Print each line exactly as it is given.

BEGIN MATERIAL FOR THIS EXERCISE

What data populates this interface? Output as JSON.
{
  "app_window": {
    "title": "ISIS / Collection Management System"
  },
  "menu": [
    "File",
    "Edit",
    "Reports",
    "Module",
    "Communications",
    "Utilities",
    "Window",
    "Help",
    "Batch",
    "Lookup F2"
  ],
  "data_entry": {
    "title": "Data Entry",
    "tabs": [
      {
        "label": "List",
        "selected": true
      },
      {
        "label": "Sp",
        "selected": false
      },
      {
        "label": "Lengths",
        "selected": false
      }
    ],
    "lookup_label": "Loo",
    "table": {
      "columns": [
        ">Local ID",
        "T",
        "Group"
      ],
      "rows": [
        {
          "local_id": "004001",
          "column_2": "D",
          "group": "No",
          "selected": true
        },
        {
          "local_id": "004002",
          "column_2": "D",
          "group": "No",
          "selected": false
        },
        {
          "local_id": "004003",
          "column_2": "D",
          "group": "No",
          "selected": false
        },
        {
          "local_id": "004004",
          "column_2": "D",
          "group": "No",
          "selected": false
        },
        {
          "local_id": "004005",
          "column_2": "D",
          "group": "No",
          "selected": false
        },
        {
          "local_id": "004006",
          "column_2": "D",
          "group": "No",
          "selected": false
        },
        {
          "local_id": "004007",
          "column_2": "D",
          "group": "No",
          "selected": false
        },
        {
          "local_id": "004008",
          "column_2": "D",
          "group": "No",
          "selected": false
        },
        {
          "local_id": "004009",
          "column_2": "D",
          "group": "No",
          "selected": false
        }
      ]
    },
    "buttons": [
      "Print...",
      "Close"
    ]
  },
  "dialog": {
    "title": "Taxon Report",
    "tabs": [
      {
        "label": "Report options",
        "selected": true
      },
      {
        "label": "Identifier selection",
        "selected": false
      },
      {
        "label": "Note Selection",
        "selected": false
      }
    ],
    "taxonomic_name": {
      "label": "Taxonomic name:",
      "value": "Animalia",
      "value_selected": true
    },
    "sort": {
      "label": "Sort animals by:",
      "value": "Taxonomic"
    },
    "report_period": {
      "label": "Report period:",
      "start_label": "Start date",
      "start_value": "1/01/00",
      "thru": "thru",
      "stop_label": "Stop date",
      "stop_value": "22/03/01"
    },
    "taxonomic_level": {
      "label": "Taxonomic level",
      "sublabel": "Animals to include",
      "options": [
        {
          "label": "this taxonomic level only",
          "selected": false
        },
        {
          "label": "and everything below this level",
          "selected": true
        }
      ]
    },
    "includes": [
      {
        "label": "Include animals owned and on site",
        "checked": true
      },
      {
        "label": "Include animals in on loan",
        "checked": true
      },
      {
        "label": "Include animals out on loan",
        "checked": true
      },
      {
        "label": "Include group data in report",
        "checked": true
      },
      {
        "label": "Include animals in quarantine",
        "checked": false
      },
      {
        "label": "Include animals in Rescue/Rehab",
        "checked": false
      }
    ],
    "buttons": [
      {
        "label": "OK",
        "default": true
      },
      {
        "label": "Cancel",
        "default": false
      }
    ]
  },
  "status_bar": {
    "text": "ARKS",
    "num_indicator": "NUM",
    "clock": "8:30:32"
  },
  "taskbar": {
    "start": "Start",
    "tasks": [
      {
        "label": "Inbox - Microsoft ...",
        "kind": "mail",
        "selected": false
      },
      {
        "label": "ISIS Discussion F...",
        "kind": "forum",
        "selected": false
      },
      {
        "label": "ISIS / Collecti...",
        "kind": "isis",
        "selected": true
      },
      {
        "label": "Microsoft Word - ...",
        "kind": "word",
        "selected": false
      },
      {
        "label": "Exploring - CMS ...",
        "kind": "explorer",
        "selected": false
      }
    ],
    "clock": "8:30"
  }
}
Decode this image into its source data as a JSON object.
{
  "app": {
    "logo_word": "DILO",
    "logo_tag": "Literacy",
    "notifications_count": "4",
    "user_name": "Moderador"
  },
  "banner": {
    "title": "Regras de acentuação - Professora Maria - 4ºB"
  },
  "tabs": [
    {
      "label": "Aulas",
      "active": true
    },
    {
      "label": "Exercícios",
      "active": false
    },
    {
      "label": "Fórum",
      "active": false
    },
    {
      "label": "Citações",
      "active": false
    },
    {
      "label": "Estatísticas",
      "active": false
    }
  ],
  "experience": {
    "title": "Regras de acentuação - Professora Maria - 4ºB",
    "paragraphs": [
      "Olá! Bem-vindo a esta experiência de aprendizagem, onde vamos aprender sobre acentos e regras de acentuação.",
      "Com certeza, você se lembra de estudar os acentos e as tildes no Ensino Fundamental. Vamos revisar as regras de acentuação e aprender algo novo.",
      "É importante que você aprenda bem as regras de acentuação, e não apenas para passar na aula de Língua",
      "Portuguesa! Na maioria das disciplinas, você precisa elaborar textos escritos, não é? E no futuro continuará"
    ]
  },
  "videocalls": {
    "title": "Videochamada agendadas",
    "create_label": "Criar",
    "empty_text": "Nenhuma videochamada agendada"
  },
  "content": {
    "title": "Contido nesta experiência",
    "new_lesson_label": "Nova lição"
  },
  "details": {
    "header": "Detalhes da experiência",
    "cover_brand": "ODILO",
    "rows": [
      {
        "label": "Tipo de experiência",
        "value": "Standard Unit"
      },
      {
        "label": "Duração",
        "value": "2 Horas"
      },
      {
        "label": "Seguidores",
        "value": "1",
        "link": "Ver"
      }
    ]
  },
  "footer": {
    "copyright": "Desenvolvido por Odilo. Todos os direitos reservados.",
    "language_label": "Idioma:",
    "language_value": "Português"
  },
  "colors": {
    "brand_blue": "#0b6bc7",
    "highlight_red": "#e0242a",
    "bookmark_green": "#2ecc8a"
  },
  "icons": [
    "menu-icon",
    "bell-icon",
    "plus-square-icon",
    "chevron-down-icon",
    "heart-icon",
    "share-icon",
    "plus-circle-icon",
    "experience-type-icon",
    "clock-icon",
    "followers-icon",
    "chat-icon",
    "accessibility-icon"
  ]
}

END MATERIAL FOR THIS EXERCISE

= FINAL RESULT =
What data populates this interface? Output as JSON.
{
  "app_window": {
    "title": "ISIS / Collection Management System"
  },
  "menu": [
    "File",
    "Edit",
    "Reports",
    "Module",
    "Communications",
    "Utilities",
    "Window",
    "Help",
    "Batch",
    "Lookup F2"
  ],
  "data_entry": {
    "title": "Data Entry",
    "tabs": [
      {
        "label": "List",
        "selected": true
      },
      {
        "label": "Sp",
        "selected": false
      },
      {
        "label": "Lengths",
        "selected": false
      }
    ],
    "lookup_label": "Loo",
    "table": {
      "columns": [
        ">Local ID",
        "T",
        "Group"
      ],
      "rows": [
        {
          "local_id": "004001",
          "column_2": "D",
          "group": "No",
          "selected": true
        },
        {
          "local_id": "004002",
          "column_2": "D",
          "group": "No",
          "selected": false
        },
        {
          "local_id": "004003",
          "column_2": "D",
          "group": "No",
          "selected": false
        },
        {
          "local_id": "004004",
          "column_2": "D",
          "group": "No",
          "selected": false
        },
        {
          "local_id": "004005",
          "column_2": "D",
          "group": "No",
          "selected": false
        },
        {
          "local_id": "004006",
          "column_2": "D",
          "group": "No",
          "selected": false
        },
        {
          "local_id": "004007",
          "column_2": "D",
          "group": "No",
          "selected": false
        },
        {
          "local_id": "004008",
          "column_2": "D",
          "group": "No",
          "selected": false
        },
        {
          "local_id": "004009",
          "column_2": "D",
          "group": "No",
          "selected": false
        }
      ]
    },
    "buttons": [
      "Print...",
      "Close"
    ]
  },
  "dialog": {
    "title": "Taxon Report",
    "tabs": [
      {
        "label": "Report options",
        "selected": true
      },
      {
        "label": "Identifier selection",
        "selected": false
      },
      {
        "label": "Note Selection",
        "selected": false
      }
    ],
    "taxonomic_name": {
      "label": "Taxonomic name:",
      "value": "Animalia",
      "value_selected": true
    },
    "sort": {
      "label": "Sort animals by:",
      "value": "Taxonomic"
    },
    "report_period": {
      "label": "Report period:",
      "start_label": "Start date",
      "start_value": "1/01/00",
      "thru": "thru",
      "stop_label": "Stop date",
      "stop_value": "22/03/01"
    },
    "taxonomic_level": {
      "label": "Taxonomic level",
      "sublabel": "Animals to include",
      "options": [
        {
          "label": "this taxonomic level only",
          "selected": false
        },
        {
          "label": "and everything below this level",
          "selected": true
        }
      ]
    },
    "includes": [
      {
        "label": "Include animals owned and on site",
        "checked": true
      },
      {
        "label": "Include animals in on loan",
        "checked": true
      },
      {
        "label": "Include animals out on loan",
        "checked": true
      },
      {
        "label": "Include group data in report",
        "checked": true
      },
      {
        "label": "Include animals in quarantine",
        "checked": false
      },
      {
        "label": "Include animals in Rescue/Rehab",
        "checked": false
      }
    ],
    "buttons": [
      {
        "label": "OK",
        "default": true
      },
      {
        "label": "Cancel",
        "default": false
      }
    ]
  },
  "status_bar": {
    "text": "ARKS",
    "num_indicator": "NUM",
    "clock": "8:30:32"
  },
  "taskbar": {
    "start": "Start",
    "tasks": [
      {
        "label": "Inbox - Microsoft ...",
        "kind": "mail",
        "selected": false
      },
      {
        "label": "ISIS Discussion F...",
        "kind": "forum",
        "selected": false
      },
      {
        "label": "ISIS / Collecti...",
        "kind": "isis",
        "selected": true
      },
      {
        "label": "Microsoft Word - ...",
        "kind": "word",
        "selected": false
      },
      {
        "label": "Exploring - CMS ...",
        "kind": "explorer",
        "selected": false
      }
    ],
    "clock": "8:30"
  }
}
Decode this image into its source data as a JSON object.
{
  "app": {
    "logo_word": "DILO",
    "logo_tag": "Literacy",
    "notifications_count": "4",
    "user_name": "Moderador"
  },
  "banner": {
    "title": "Regras de acentuação - Professora Maria - 4ºB"
  },
  "tabs": [
    {
      "label": "Aulas",
      "active": true
    },
    {
      "label": "Exercícios",
      "active": false
    },
    {
      "label": "Fórum",
      "active": false
    },
    {
      "label": "Citações",
      "active": false
    },
    {
      "label": "Estatísticas",
      "active": false
    }
  ],
  "experience": {
    "title": "Regras de acentuação - Professora Maria - 4ºB",
    "paragraphs": [
      "Olá! Bem-vindo a esta experiência de aprendizagem, onde vamos aprender sobre acentos e regras de acentuação.",
      "Com certeza, você se lembra de estudar os acentos e as tildes no Ensino Fundamental. Vamos revisar as regras de acentuação e aprender algo novo.",
      "É importante que você aprenda bem as regras de acentuação, e não apenas para passar na aula de Língua",
      "Portuguesa! Na maioria das disciplinas, você precisa elaborar textos escritos, não é? E no futuro continuará"
    ]
  },
  "videocalls": {
    "title": "Videochamada agendadas",
    "create_label": "Criar",
    "empty_text": "Nenhuma videochamada agendada"
  },
  "content": {
    "title": "Contido nesta experiência",
    "new_lesson_label": "Nova lição"
  },
  "details": {
    "header": "Detalhes da experiência",
    "cover_brand": "ODILO",
    "rows": [
      {
        "label": "Tipo de experiência",
        "value": "Standard Unit"
      },
      {
        "label": "Duração",
        "value": "2 Horas"
      },
      {
        "label": "Seguidores",
        "value": "1",
        "link": "Ver"
      }
    ]
  },
  "footer": {
    "copyright": "Desenvolvido por Odilo. Todos os direitos reservados.",
    "language_label": "Idioma:",
    "language_value": "Português"
  },
  "colors": {
    "brand_blue": "#0b6bc7",
    "highlight_red": "#e0242a",
    "bookmark_green": "#2ecc8a"
  },
  "icons": [
    "menu-icon",
    "bell-icon",
    "plus-square-icon",
    "chevron-down-icon",
    "heart-icon",
    "share-icon",
    "plus-circle-icon",
    "experience-type-icon",
    "clock-icon",
    "followers-icon",
    "chat-icon",
    "accessibility-icon"
  ]
}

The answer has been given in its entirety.